### EXTRACT PROVIDED ###
Aetiology of ovulation in ovarian cancer

Nearly 40 years ago, Fathalla proposed the theory of incessant ovulation to clarify the association between ovulation frequency and the risk of developing epithelial ovarian cancer.4 This hypothesis attributes the occurrence of ovarian cancer in modern day women (and domestic egg-laying hens), which is rare in other mammals, to ovulation that recurs monthly throughout the reproductive lifetime of women if not punctuated by anovulatory periods during pregnancy and breast-feeding.4 The repetitive wounding during the release of the ovum and the cell proliferation that occurs postovulation to repair the ovarian surface epithelium have been proposed to result in mutations accumulating in the epithelial cells and ultimately the formation of tumours.9 This central mechanism is supported experimentally in cell culture and is generally well accepted. Moreover, combined oestrogen–progesterone formulations of oral contraceptives that act by suppressing ovulation decrease the risk of ovarian cancer by about 40% after 3 years of use.10,11 Why pregnancy and oral contraceptives provide a long-term protection, however, might be more complex than by simply limiting ovulation, because more recent studies suggest that progesterone, which is increased during pregnancy and by oral contraceptives, might also affect the clearing of transformed cells from the ovarian surface-epithelial layers.12,13 Because the likelihood of cells carrying potentially transforming mutations increases with age, the age of either the last full-term pregnancy or the last regular use of progestin-containing oral contraceptives is a protective factor, and the benefit decreases after time.13

Gonadotropin stimulation in ovarian cancer risk

On the basis of the same epidemiological data, the gonadotropin stimulation theory, by contrast, postulates that surges of pituitary gonadotropins that initiate each ovulation and persist in high levels for many years after menopause also stimulate the ovarian surface-epithelial cells and induce cell transformation.5,6 During ovulation, gonadotropins stimulate an inflammatory-like process mediated by many cytokines and proteolytic enzymes, which leads to rupture of the ovarian surface-epithelial layer for the release of the ovum.1416 After rupture of the follicle and the release of the ovum at the ovarian surface, the oestrogen-producing follicle is converted to a progesterone-producing corpus luteum, which then feeds back to inhibit gonadotropin levels. In menopause, which is caused by a total depletion in the number of germ cells present in the ovary and accompanied by the loss of the follicular structure that surrounds the germ cells, the feedback endocrine loop from the corpus luteum is absent, and serum gonadotropins and levels of proinflammatory cytokines are even higher in perimenopausal ovaries.17,18 Thus, increased gonadotropin levels in postmenopausal women might foster an inflammatory environment that cannot lead to ovulation, but might contribute to ovarian cancer risk,19 by causing either remodelling or morphological changes in the surface epithelium, which allow the transformation of genetically compromised cells and the development of cancerous lesions.20,21 This theory seems more fitting to explain the dramatic increase in ovarian cancer incidence in the perimenopausal and postmenopausal years.2224 The average age of menopause, although it varies somewhat between women and cultures, is 51 years, which closely precedes the average age of ovarian cancer diagnosis, which is 54 years.
###
Condense the paragraph of the ovarian cancer extract that begins "Nearly 40 years ago" into a bulleted list that keeps its main facts.
### RECORD EXTRACTS ###
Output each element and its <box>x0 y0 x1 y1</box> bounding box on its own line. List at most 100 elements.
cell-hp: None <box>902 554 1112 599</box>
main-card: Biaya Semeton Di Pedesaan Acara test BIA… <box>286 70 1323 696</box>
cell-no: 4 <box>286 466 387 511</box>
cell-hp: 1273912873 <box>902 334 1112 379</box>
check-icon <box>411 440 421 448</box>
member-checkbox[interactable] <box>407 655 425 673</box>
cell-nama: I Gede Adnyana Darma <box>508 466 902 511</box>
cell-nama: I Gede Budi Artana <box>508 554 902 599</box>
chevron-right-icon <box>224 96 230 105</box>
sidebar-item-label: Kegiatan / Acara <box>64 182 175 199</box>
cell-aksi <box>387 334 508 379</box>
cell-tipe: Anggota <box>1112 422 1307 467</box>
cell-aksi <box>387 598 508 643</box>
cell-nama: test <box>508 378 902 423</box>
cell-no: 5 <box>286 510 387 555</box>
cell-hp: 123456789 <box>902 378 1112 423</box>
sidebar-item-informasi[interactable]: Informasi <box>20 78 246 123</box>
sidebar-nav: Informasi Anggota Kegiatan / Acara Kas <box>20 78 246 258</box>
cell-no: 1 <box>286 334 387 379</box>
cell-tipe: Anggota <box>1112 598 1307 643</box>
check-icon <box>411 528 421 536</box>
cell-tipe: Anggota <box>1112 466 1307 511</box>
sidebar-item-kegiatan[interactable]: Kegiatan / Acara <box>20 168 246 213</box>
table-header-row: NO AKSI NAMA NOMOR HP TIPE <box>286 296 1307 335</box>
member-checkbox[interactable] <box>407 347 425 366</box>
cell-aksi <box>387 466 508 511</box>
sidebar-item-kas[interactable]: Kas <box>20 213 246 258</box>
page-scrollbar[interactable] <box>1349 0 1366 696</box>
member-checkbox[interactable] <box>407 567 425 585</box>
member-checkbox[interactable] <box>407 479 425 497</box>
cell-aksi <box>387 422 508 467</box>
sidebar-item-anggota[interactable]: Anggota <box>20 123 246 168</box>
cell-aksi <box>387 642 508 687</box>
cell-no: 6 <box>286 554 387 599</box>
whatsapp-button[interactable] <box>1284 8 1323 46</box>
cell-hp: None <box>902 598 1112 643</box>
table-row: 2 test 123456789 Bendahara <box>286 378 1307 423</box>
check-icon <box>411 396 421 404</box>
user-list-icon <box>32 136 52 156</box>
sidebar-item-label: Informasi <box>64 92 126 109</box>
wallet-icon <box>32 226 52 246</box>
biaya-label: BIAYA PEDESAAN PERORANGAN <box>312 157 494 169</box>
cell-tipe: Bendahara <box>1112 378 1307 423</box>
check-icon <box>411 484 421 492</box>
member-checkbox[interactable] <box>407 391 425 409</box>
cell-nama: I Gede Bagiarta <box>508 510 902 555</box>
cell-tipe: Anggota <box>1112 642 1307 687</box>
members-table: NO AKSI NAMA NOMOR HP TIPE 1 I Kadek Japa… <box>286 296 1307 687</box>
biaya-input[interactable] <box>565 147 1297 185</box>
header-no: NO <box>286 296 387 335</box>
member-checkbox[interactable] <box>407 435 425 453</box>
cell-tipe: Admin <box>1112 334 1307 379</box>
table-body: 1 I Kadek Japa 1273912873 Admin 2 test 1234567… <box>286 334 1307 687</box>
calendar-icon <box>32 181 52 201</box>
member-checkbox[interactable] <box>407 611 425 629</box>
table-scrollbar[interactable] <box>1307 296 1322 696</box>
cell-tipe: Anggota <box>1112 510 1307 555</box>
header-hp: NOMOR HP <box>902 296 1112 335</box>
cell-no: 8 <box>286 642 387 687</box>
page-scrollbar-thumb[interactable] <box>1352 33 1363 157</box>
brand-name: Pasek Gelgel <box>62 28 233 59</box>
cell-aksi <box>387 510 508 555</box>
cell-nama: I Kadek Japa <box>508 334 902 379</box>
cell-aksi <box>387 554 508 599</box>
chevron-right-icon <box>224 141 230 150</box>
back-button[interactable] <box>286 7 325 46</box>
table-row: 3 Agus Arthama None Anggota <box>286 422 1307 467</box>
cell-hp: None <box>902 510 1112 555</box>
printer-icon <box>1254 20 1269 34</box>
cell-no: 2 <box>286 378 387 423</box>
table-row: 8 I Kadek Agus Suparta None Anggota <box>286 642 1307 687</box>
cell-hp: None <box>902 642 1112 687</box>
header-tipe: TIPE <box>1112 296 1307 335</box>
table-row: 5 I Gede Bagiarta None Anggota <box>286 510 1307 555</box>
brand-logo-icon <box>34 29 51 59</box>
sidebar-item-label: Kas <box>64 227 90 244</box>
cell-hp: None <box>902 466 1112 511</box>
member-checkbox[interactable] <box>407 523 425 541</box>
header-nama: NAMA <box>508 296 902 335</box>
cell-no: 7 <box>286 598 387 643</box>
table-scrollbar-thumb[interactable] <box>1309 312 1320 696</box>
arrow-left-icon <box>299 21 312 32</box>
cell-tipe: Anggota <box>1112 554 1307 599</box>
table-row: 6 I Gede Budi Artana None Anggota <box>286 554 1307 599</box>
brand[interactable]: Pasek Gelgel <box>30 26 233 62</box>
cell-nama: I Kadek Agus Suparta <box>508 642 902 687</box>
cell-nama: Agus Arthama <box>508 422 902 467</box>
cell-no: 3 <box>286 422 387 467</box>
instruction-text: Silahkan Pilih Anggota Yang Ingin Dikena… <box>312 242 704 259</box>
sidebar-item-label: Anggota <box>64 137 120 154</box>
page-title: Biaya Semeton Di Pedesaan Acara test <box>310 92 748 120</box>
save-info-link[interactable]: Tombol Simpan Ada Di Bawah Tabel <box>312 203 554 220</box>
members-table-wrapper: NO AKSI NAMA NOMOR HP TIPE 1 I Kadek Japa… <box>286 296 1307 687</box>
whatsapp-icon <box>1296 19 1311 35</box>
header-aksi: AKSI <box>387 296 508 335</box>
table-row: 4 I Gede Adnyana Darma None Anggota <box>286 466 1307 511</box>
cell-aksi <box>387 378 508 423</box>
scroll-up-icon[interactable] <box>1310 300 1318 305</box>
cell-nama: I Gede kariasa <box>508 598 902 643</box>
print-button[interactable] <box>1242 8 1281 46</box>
###
## RESPONSE FOR THIS EXERCISE
- Nearly 40 years ago, Fathalla proposed the theory of incessant ovulation to explain the link between how often ovulation occurs and the risk of epithelial ovarian cancer.
- The theory traces ovarian cancer in modern women (and domestic egg-laying hens) to monthly ovulation across the reproductive lifetime, unless pregnancy and breast-feeding interrupt it with anovulatory periods. The disease is rare in other mammals.
- Repeated wounding when the ovum is released, and the cell proliferation that repairs the surface epithelium afterward, are proposed to cause mutations to build up in epithelial cells and eventually form tumors.
- Cell culture experiments support this mechanism, and it is generally well accepted.
- Combined estrogen–progesterone oral contraceptives suppress ovulation and lower ovarian cancer risk by about 40% after 3 years of use.
- The long-term protection from pregnancy and oral contraceptives may involve more than limited ovulation. Progesterone, which rises in both cases, might also affect the clearing of transformed cells from the ovarian surface-epithelial layers.
- Cells carrying potentially transforming mutations become more likely with age. For this reason, the age at the last full-term pregnancy or at the last regular use of progestin-containing oral contraceptives is a protective factor, and the benefit declines over time.